## Material to process
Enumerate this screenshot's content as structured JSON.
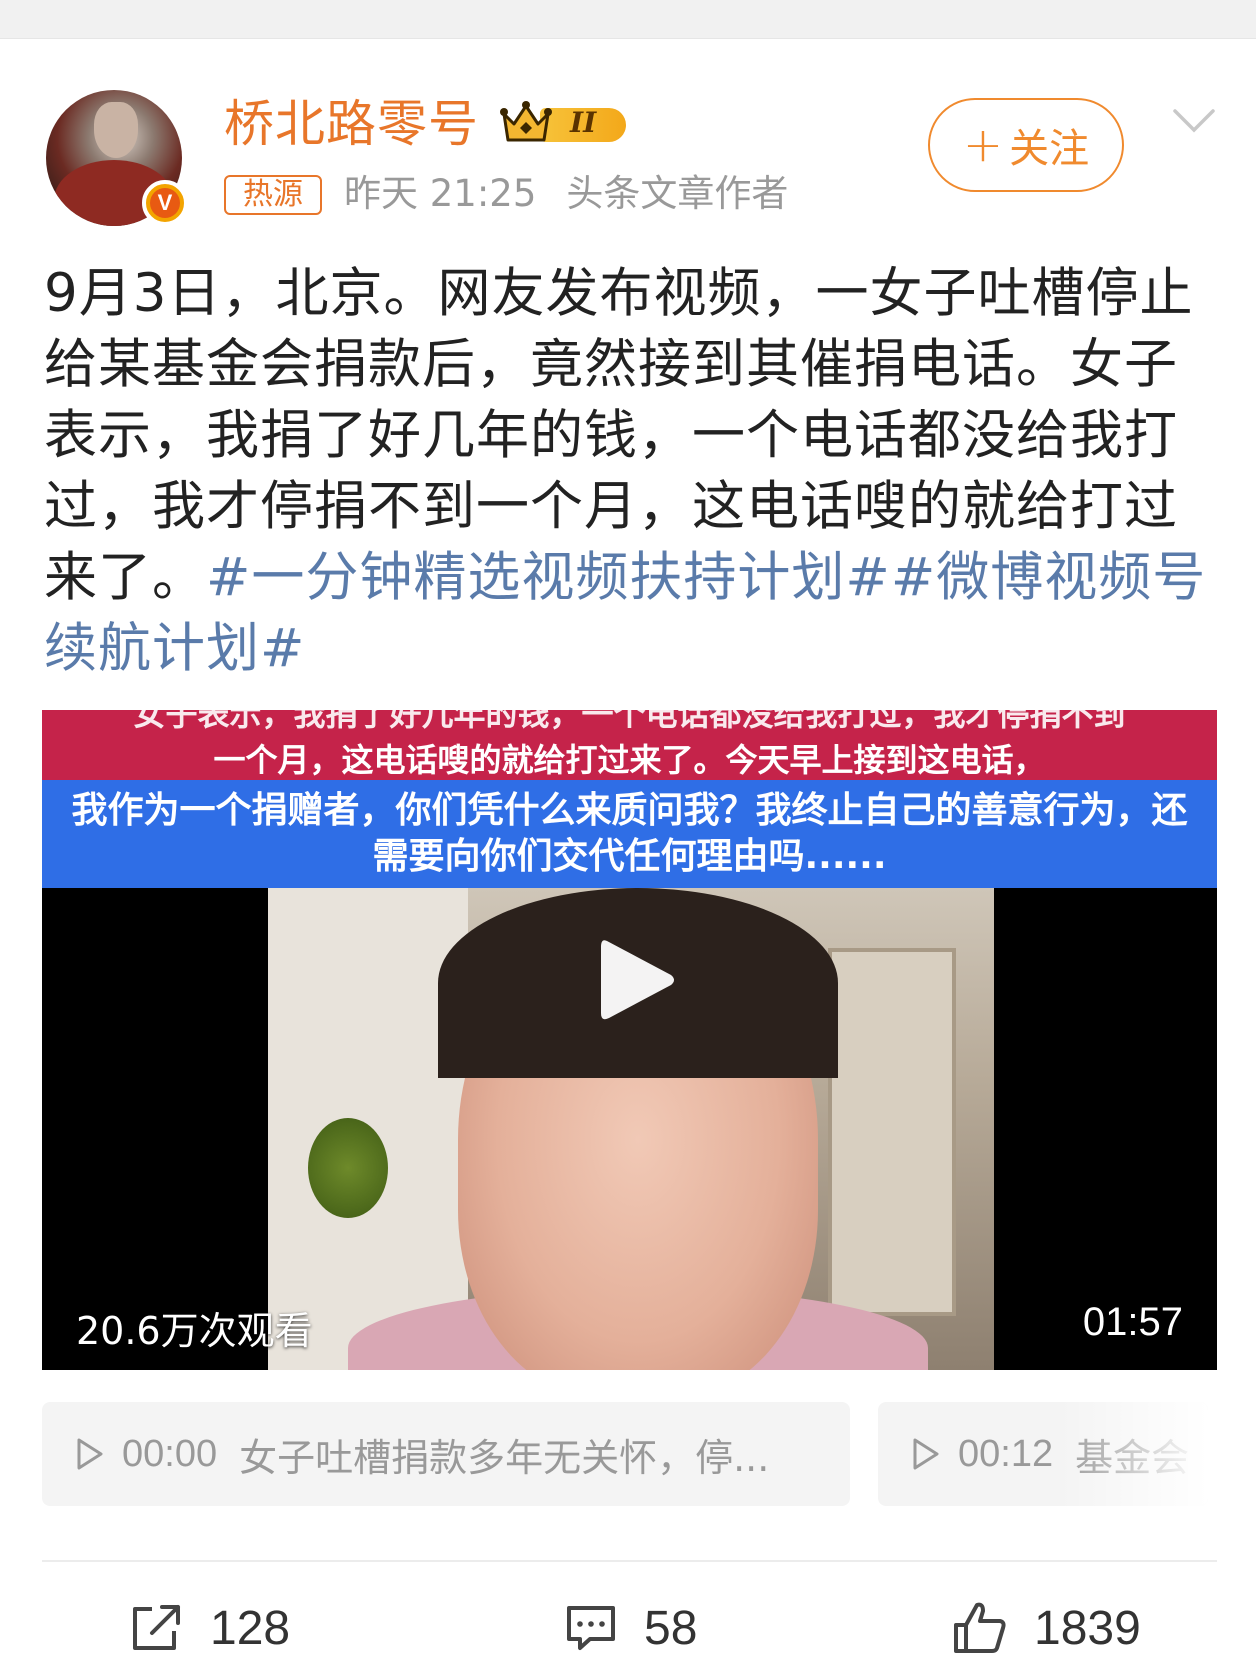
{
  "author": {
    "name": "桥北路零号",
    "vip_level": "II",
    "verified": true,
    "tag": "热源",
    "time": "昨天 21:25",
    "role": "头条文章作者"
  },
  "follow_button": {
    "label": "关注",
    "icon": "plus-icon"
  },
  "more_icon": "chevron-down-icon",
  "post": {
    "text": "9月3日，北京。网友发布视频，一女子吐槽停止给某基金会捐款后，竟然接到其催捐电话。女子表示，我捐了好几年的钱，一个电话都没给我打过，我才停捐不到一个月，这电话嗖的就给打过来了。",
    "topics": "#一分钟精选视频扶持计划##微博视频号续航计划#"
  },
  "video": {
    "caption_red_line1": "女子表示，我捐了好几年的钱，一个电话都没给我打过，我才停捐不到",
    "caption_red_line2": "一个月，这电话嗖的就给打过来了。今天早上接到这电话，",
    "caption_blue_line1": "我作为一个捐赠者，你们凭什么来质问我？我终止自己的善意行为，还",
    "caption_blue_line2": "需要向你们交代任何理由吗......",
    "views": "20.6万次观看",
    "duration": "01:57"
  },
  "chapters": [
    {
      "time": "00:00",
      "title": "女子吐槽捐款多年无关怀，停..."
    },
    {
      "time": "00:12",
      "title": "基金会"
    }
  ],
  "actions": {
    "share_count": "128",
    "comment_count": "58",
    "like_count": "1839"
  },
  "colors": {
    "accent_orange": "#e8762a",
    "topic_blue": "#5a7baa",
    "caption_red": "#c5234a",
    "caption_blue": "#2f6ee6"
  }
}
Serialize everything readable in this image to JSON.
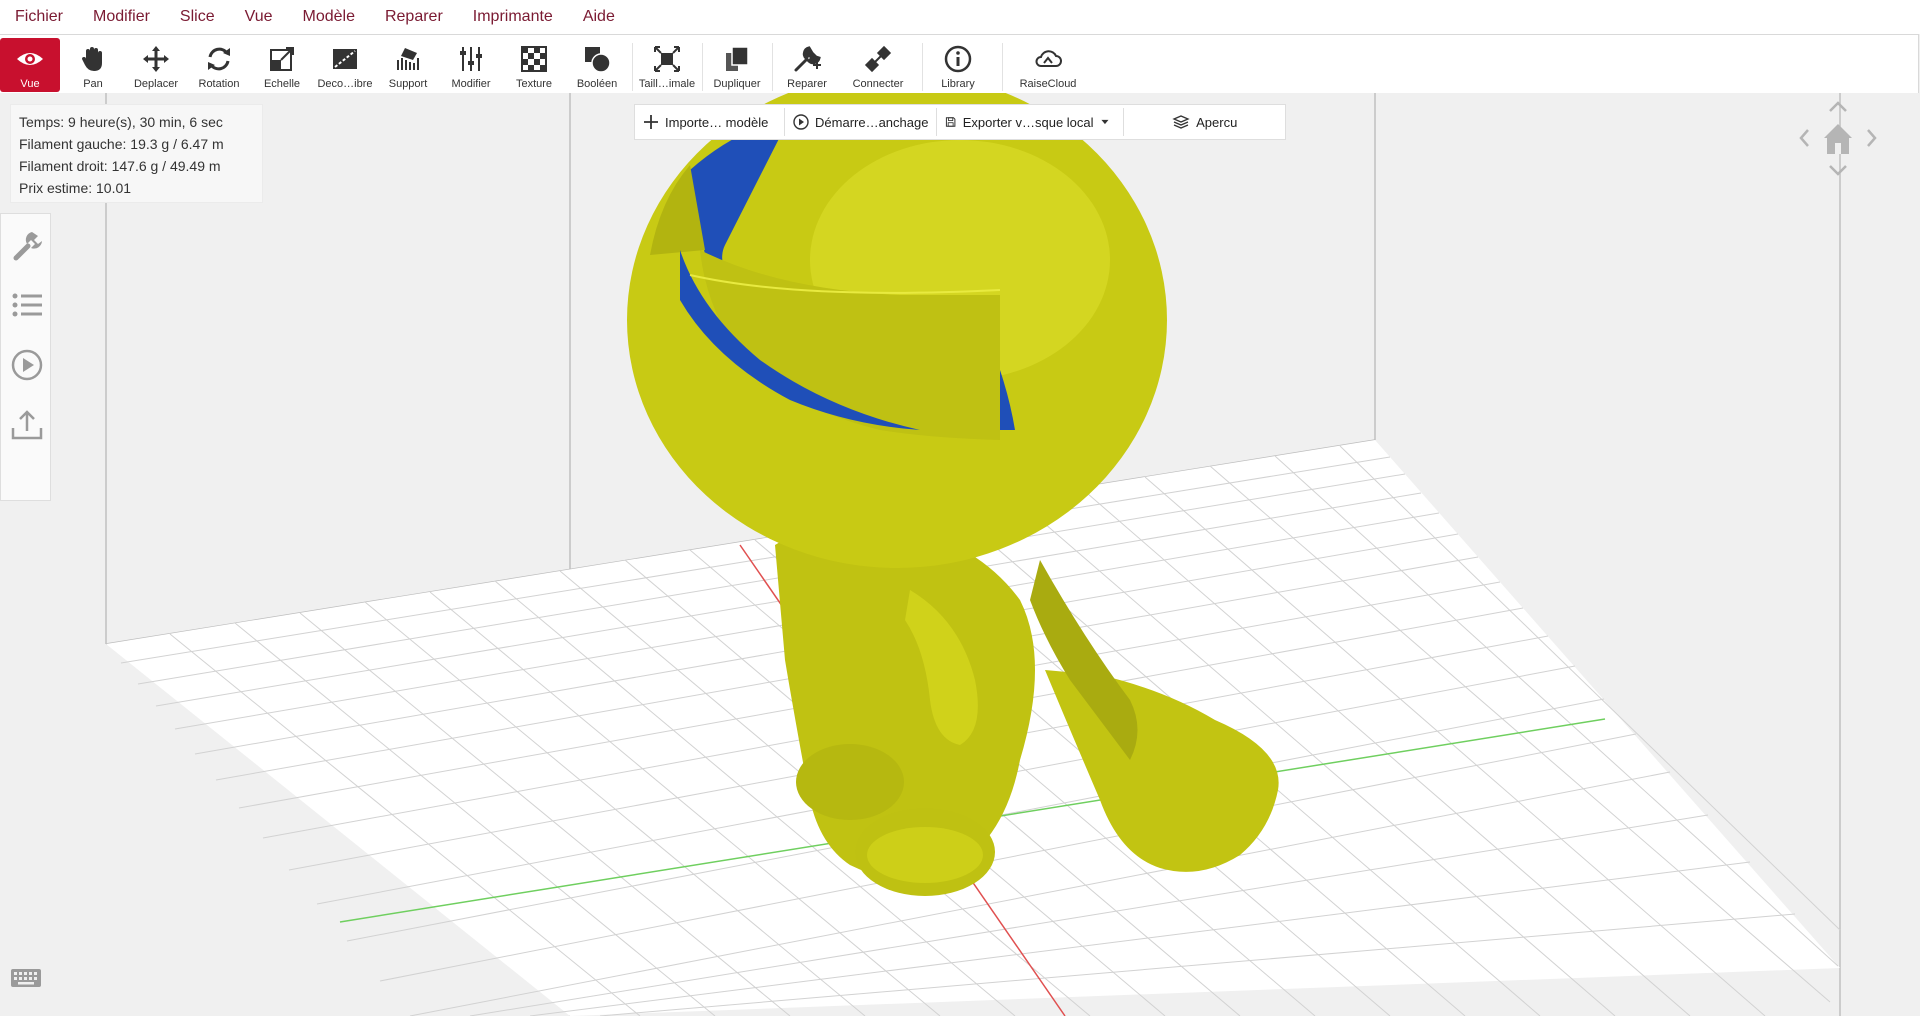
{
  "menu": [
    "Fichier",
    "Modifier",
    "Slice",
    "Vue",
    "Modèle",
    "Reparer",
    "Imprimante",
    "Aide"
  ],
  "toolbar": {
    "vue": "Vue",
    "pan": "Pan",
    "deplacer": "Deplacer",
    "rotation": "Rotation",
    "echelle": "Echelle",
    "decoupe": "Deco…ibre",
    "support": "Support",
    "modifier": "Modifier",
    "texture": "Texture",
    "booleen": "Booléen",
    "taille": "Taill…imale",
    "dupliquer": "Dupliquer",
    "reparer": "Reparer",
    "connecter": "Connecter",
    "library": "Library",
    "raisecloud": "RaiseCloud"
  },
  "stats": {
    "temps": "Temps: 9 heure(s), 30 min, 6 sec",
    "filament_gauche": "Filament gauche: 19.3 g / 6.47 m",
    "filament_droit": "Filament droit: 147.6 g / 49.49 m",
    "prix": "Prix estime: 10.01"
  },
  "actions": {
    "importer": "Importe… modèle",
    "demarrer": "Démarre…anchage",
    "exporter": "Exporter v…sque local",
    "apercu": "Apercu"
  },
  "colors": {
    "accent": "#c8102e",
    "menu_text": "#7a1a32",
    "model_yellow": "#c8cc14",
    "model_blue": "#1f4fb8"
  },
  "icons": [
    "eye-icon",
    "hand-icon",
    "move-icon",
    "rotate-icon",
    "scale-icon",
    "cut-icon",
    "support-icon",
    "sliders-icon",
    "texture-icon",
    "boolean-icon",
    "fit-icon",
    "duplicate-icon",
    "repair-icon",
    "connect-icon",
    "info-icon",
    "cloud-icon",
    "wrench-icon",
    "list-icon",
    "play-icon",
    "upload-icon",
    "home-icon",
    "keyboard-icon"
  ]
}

## Aim of the task
Print exactly the lines from the line with "Serialize everything readable" through the end of the data, both ends included, and print no pictures.

## The reply
Serialize everything readable in this image to JSON.
{
  "menu": [
    "Fichier",
    "Modifier",
    "Slice",
    "Vue",
    "Modèle",
    "Reparer",
    "Imprimante",
    "Aide"
  ],
  "toolbar": {
    "vue": "Vue",
    "pan": "Pan",
    "deplacer": "Deplacer",
    "rotation": "Rotation",
    "echelle": "Echelle",
    "decoupe": "Deco…ibre",
    "support": "Support",
    "modifier": "Modifier",
    "texture": "Texture",
    "booleen": "Booléen",
    "taille": "Taill…imale",
    "dupliquer": "Dupliquer",
    "reparer": "Reparer",
    "connecter": "Connecter",
    "library": "Library",
    "raisecloud": "RaiseCloud"
  },
  "stats": {
    "temps": "Temps: 9 heure(s), 30 min, 6 sec",
    "filament_gauche": "Filament gauche: 19.3 g / 6.47 m",
    "filament_droit": "Filament droit: 147.6 g / 49.49 m",
    "prix": "Prix estime: 10.01"
  },
  "actions": {
    "importer": "Importe… modèle",
    "demarrer": "Démarre…anchage",
    "exporter": "Exporter v…sque local",
    "apercu": "Apercu"
  },
  "colors": {
    "accent": "#c8102e",
    "menu_text": "#7a1a32",
    "model_yellow": "#c8cc14",
    "model_blue": "#1f4fb8"
  },
  "icons": [
    "eye-icon",
    "hand-icon",
    "move-icon",
    "rotate-icon",
    "scale-icon",
    "cut-icon",
    "support-icon",
    "sliders-icon",
    "texture-icon",
    "boolean-icon",
    "fit-icon",
    "duplicate-icon",
    "repair-icon",
    "connect-icon",
    "info-icon",
    "cloud-icon",
    "wrench-icon",
    "list-icon",
    "play-icon",
    "upload-icon",
    "home-icon",
    "keyboard-icon"
  ]
}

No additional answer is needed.